What the task requires | Output the data below in full, byte for byte. Nothing may differ.

[Collected data]
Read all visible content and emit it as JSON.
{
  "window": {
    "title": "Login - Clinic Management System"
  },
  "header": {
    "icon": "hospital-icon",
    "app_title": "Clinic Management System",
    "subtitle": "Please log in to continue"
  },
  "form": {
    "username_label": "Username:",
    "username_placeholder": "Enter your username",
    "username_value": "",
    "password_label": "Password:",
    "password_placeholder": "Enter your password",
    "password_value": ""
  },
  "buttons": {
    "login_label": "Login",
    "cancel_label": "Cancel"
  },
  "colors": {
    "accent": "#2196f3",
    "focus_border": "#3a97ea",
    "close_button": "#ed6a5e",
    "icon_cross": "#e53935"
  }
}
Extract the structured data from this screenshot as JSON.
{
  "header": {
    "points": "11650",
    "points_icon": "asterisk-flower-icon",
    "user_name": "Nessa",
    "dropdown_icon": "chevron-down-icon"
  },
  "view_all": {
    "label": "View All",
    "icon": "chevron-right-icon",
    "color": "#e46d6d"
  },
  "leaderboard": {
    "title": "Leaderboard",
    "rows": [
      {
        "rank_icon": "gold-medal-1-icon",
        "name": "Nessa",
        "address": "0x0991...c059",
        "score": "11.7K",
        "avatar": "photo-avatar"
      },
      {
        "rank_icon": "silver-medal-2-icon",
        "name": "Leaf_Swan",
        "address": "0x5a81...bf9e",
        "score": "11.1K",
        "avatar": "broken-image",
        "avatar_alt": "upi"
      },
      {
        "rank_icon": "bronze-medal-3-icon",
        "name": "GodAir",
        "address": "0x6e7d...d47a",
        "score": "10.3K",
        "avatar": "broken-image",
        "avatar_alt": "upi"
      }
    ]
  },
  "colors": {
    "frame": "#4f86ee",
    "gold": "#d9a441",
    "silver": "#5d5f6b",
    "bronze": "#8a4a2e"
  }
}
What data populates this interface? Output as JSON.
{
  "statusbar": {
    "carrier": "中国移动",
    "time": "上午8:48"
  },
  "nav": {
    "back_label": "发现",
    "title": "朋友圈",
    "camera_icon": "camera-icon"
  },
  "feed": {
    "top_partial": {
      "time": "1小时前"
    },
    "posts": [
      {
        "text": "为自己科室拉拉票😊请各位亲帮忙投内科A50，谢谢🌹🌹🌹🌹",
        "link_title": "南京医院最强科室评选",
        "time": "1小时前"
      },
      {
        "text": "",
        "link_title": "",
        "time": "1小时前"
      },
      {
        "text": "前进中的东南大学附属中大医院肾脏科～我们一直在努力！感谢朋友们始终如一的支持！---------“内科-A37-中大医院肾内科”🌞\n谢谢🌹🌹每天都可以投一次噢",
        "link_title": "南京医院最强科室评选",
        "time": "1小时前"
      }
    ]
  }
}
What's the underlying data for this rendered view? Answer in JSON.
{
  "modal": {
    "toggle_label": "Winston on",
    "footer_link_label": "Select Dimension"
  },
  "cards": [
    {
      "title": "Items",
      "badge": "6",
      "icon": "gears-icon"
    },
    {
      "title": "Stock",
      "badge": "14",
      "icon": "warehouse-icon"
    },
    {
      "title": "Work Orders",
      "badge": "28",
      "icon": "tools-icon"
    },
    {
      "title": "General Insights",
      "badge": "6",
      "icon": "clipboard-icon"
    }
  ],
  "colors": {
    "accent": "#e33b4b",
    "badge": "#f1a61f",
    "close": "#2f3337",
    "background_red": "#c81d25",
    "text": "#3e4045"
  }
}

Finished answer |
Read all visible content and emit it as JSON.
{
  "window": {
    "title": "Login - Clinic Management System"
  },
  "header": {
    "icon": "hospital-icon",
    "app_title": "Clinic Management System",
    "subtitle": "Please log in to continue"
  },
  "form": {
    "username_label": "Username:",
    "username_placeholder": "Enter your username",
    "username_value": "",
    "password_label": "Password:",
    "password_placeholder": "Enter your password",
    "password_value": ""
  },
  "buttons": {
    "login_label": "Login",
    "cancel_label": "Cancel"
  },
  "colors": {
    "accent": "#2196f3",
    "focus_border": "#3a97ea",
    "close_button": "#ed6a5e",
    "icon_cross": "#e53935"
  }
}
Extract the structured data from this screenshot as JSON.
{
  "header": {
    "points": "11650",
    "points_icon": "asterisk-flower-icon",
    "user_name": "Nessa",
    "dropdown_icon": "chevron-down-icon"
  },
  "view_all": {
    "label": "View All",
    "icon": "chevron-right-icon",
    "color": "#e46d6d"
  },
  "leaderboard": {
    "title": "Leaderboard",
    "rows": [
      {
        "rank_icon": "gold-medal-1-icon",
        "name": "Nessa",
        "address": "0x0991...c059",
        "score": "11.7K",
        "avatar": "photo-avatar"
      },
      {
        "rank_icon": "silver-medal-2-icon",
        "name": "Leaf_Swan",
        "address": "0x5a81...bf9e",
        "score": "11.1K",
        "avatar": "broken-image",
        "avatar_alt": "upi"
      },
      {
        "rank_icon": "bronze-medal-3-icon",
        "name": "GodAir",
        "address": "0x6e7d...d47a",
        "score": "10.3K",
        "avatar": "broken-image",
        "avatar_alt": "upi"
      }
    ]
  },
  "colors": {
    "frame": "#4f86ee",
    "gold": "#d9a441",
    "silver": "#5d5f6b",
    "bronze": "#8a4a2e"
  }
}
What data populates this interface? Output as JSON.
{
  "statusbar": {
    "carrier": "中国移动",
    "time": "上午8:48"
  },
  "nav": {
    "back_label": "发现",
    "title": "朋友圈",
    "camera_icon": "camera-icon"
  },
  "feed": {
    "top_partial": {
      "time": "1小时前"
    },
    "posts": [
      {
        "text": "为自己科室拉拉票😊请各位亲帮忙投内科A50，谢谢🌹🌹🌹🌹",
        "link_title": "南京医院最强科室评选",
        "time": "1小时前"
      },
      {
        "text": "",
        "link_title": "",
        "time": "1小时前"
      },
      {
        "text": "前进中的东南大学附属中大医院肾脏科～我们一直在努力！感谢朋友们始终如一的支持！---------“内科-A37-中大医院肾内科”🌞\n谢谢🌹🌹每天都可以投一次噢",
        "link_title": "南京医院最强科室评选",
        "time": "1小时前"
      }
    ]
  }
}
What's the underlying data for this rendered view? Answer in JSON.
{
  "modal": {
    "toggle_label": "Winston on",
    "footer_link_label": "Select Dimension"
  },
  "cards": [
    {
      "title": "Items",
      "badge": "6",
      "icon": "gears-icon"
    },
    {
      "title": "Stock",
      "badge": "14",
      "icon": "warehouse-icon"
    },
    {
      "title": "Work Orders",
      "badge": "28",
      "icon": "tools-icon"
    },
    {
      "title": "General Insights",
      "badge": "6",
      "icon": "clipboard-icon"
    }
  ],
  "colors": {
    "accent": "#e33b4b",
    "badge": "#f1a61f",
    "close": "#2f3337",
    "background_red": "#c81d25",
    "text": "#3e4045"
  }
}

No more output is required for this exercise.